» **What you should do**: Every line with the word "aggregate" in it should be extracted from the data that follows.

» **Records for this task**:
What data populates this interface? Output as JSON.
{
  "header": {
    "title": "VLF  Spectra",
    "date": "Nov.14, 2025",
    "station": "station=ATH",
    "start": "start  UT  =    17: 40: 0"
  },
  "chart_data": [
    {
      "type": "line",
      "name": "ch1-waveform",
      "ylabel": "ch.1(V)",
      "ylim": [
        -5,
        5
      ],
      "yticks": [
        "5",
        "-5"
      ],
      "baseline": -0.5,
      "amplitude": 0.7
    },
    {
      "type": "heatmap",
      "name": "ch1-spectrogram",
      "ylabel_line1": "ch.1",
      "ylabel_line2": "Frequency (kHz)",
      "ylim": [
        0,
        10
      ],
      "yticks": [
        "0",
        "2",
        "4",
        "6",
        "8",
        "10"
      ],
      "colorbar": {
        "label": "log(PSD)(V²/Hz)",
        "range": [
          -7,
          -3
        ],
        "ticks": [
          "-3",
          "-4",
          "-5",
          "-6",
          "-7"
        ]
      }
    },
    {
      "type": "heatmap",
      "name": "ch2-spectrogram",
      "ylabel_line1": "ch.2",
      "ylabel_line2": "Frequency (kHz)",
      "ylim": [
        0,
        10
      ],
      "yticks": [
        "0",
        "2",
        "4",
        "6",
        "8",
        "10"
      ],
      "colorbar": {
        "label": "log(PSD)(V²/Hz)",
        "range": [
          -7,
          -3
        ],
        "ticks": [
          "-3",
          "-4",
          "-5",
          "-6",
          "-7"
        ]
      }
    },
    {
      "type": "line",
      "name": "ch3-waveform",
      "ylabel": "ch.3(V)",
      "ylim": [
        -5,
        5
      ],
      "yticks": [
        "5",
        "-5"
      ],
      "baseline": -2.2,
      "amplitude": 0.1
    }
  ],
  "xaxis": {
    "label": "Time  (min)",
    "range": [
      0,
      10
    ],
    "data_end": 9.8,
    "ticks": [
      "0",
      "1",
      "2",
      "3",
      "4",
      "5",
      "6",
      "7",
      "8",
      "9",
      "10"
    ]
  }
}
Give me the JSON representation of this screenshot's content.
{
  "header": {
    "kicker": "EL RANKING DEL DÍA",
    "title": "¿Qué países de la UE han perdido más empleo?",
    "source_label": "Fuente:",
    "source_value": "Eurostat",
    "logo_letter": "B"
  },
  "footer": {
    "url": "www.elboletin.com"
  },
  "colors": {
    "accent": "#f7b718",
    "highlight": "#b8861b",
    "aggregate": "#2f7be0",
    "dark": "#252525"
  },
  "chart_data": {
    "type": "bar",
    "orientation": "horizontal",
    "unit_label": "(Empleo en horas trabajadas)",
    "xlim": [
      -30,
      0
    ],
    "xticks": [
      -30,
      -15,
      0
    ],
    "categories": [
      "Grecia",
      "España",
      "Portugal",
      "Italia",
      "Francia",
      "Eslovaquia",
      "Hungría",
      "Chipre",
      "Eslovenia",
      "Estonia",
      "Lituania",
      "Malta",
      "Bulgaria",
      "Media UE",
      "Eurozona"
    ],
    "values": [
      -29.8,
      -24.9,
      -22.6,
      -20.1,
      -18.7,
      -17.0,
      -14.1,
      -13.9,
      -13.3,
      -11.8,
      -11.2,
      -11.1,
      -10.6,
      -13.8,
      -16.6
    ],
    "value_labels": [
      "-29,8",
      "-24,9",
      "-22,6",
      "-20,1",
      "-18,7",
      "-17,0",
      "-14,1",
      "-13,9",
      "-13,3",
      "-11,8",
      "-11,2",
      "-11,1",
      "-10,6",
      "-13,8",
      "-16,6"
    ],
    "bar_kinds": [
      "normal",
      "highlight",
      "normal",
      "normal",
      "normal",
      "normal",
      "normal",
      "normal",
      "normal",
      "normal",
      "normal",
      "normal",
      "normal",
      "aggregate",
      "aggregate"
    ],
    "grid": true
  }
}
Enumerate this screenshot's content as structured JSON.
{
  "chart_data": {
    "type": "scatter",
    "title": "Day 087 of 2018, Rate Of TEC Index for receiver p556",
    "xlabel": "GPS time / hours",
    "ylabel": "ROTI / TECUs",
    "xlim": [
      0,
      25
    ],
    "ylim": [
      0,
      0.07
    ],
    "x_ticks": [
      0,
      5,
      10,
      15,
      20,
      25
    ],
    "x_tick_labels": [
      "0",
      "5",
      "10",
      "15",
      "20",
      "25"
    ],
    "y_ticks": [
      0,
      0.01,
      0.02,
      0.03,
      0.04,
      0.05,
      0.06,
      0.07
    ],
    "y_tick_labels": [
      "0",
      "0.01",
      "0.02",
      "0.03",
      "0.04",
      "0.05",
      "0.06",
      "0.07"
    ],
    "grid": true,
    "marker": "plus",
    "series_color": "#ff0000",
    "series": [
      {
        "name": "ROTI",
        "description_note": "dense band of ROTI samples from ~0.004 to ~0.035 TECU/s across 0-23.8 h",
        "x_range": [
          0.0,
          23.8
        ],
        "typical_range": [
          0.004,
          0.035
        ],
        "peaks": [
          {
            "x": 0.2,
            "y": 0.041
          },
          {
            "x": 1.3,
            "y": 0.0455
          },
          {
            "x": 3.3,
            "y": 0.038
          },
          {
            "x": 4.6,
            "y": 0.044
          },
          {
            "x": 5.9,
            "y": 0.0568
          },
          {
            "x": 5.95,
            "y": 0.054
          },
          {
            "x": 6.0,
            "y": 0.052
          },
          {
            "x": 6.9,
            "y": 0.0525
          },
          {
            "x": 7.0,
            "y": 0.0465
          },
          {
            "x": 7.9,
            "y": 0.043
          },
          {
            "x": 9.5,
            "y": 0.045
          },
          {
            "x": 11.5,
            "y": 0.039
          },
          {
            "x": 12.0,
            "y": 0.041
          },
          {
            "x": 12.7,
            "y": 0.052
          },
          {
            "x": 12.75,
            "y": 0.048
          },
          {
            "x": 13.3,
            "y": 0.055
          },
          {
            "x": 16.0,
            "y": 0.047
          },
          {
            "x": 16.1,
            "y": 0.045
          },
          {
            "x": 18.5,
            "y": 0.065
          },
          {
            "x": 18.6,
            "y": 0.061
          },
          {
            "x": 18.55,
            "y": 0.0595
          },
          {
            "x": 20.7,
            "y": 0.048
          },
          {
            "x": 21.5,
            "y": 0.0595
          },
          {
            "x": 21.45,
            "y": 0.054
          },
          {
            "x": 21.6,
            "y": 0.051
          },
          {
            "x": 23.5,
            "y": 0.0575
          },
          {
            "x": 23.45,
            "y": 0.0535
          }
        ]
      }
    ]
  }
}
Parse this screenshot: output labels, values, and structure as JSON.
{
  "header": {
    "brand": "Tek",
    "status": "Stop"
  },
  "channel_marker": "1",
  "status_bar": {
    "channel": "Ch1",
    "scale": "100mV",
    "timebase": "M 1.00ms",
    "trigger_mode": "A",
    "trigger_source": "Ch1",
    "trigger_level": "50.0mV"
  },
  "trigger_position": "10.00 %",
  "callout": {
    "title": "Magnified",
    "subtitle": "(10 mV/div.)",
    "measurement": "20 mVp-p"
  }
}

» **Exercise solution**:
    "aggregate": "#2f7be0",
      "aggregate",
      "aggregate"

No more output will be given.